>>>>>

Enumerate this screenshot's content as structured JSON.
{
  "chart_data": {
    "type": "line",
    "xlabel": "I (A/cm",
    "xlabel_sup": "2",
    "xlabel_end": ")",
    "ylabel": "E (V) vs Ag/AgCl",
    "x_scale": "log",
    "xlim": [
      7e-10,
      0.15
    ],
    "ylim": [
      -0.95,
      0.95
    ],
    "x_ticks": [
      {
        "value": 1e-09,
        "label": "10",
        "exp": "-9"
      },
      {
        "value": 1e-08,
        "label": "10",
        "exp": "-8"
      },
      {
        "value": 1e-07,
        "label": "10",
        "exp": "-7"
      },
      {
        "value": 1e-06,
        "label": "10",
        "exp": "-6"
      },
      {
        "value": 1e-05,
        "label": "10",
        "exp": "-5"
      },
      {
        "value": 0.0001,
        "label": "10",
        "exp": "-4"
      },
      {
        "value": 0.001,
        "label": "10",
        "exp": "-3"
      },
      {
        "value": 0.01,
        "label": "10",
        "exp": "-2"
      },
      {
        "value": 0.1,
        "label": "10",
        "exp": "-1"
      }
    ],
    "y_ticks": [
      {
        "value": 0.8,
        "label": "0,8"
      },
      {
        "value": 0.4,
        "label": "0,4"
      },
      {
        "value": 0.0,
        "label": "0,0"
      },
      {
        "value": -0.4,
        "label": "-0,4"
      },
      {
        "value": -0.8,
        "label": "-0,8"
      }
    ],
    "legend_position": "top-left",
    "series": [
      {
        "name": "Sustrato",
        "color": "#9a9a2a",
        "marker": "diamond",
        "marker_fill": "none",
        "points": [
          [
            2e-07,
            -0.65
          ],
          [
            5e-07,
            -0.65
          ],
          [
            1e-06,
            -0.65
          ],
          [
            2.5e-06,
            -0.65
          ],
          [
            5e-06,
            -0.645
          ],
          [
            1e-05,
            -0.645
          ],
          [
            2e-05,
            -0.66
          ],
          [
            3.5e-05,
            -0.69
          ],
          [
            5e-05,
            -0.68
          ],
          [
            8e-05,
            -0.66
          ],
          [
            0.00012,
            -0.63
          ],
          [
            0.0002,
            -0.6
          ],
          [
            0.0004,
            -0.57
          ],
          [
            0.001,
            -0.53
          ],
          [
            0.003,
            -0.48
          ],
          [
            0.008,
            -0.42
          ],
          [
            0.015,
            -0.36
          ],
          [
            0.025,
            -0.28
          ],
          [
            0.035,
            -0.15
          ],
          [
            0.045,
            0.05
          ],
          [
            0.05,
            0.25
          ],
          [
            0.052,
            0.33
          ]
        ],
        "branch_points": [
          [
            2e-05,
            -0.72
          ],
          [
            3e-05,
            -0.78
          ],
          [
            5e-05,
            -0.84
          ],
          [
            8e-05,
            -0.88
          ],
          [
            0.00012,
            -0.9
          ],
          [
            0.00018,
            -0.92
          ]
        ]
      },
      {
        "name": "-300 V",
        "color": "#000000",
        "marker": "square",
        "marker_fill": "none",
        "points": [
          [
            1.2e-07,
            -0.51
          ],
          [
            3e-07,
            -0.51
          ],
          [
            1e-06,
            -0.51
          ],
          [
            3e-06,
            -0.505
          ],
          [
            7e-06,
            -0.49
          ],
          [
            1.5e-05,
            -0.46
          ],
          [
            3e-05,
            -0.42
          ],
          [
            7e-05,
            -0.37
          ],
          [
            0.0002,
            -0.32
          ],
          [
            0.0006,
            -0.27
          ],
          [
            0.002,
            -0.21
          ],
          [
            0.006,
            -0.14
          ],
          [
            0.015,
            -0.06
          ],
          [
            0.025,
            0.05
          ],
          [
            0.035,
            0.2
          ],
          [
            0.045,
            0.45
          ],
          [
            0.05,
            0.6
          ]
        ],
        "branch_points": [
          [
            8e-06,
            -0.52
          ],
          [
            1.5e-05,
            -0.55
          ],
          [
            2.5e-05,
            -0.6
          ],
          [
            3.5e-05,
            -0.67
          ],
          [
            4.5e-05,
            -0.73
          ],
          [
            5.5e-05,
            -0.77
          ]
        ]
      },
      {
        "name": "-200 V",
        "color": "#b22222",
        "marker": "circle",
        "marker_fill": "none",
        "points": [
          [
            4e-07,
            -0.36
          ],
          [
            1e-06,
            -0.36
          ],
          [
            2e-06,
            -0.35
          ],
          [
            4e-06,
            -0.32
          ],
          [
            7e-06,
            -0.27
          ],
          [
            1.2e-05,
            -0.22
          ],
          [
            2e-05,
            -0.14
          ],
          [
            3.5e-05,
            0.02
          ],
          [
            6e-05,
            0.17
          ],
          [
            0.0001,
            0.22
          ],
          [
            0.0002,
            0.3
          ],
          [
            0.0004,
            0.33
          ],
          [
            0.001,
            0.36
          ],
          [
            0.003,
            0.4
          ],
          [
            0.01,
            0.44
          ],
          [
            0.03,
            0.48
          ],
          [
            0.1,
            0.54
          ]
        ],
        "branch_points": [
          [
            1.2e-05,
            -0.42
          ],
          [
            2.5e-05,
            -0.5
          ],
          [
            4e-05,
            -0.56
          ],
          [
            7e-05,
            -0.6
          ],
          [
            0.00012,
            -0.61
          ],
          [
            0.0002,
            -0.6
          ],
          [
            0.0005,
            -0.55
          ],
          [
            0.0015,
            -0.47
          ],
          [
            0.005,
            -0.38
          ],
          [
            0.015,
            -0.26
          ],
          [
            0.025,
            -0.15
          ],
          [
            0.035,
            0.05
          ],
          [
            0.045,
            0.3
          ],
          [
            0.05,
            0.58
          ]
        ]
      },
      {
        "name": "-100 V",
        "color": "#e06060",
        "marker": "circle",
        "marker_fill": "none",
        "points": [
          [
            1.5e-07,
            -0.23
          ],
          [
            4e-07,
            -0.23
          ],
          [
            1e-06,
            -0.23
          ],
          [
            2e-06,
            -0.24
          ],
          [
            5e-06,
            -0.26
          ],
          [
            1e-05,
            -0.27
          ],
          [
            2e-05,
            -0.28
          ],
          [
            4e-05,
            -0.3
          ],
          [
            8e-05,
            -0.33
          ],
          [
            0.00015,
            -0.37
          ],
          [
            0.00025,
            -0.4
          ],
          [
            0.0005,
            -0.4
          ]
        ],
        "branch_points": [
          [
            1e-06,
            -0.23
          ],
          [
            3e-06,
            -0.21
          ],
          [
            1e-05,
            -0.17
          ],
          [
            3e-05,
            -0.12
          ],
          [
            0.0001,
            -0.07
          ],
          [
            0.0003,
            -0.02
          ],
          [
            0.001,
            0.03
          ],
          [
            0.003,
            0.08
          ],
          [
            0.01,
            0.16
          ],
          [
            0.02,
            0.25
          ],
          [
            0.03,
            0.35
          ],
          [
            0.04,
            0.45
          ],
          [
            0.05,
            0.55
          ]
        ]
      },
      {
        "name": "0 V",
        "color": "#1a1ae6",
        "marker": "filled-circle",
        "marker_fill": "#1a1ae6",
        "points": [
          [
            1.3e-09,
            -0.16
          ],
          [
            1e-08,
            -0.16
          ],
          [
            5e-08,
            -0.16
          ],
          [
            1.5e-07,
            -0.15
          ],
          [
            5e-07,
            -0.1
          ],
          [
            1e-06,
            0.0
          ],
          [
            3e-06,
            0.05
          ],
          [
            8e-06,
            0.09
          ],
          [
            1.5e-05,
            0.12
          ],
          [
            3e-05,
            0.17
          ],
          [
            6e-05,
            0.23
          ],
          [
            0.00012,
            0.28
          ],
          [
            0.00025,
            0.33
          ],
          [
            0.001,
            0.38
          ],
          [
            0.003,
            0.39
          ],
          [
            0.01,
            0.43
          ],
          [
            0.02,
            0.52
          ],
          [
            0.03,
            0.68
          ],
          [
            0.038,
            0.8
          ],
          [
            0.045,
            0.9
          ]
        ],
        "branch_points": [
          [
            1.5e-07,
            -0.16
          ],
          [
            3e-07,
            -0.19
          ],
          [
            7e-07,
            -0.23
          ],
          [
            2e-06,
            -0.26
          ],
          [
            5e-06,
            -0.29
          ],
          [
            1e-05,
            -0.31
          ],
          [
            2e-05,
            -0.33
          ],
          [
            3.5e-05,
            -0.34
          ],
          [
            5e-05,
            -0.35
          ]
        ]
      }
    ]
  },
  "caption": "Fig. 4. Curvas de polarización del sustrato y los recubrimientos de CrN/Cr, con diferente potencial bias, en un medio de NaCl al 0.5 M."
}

<<<<<

▸ Goal
From the entries above, copy out every line where the string "color" appears.

▸ Answer below
        "color": "#9a9a2a",
        "color": "#000000",
        "color": "#b22222",
        "color": "#e06060",
        "color": "#1a1ae6",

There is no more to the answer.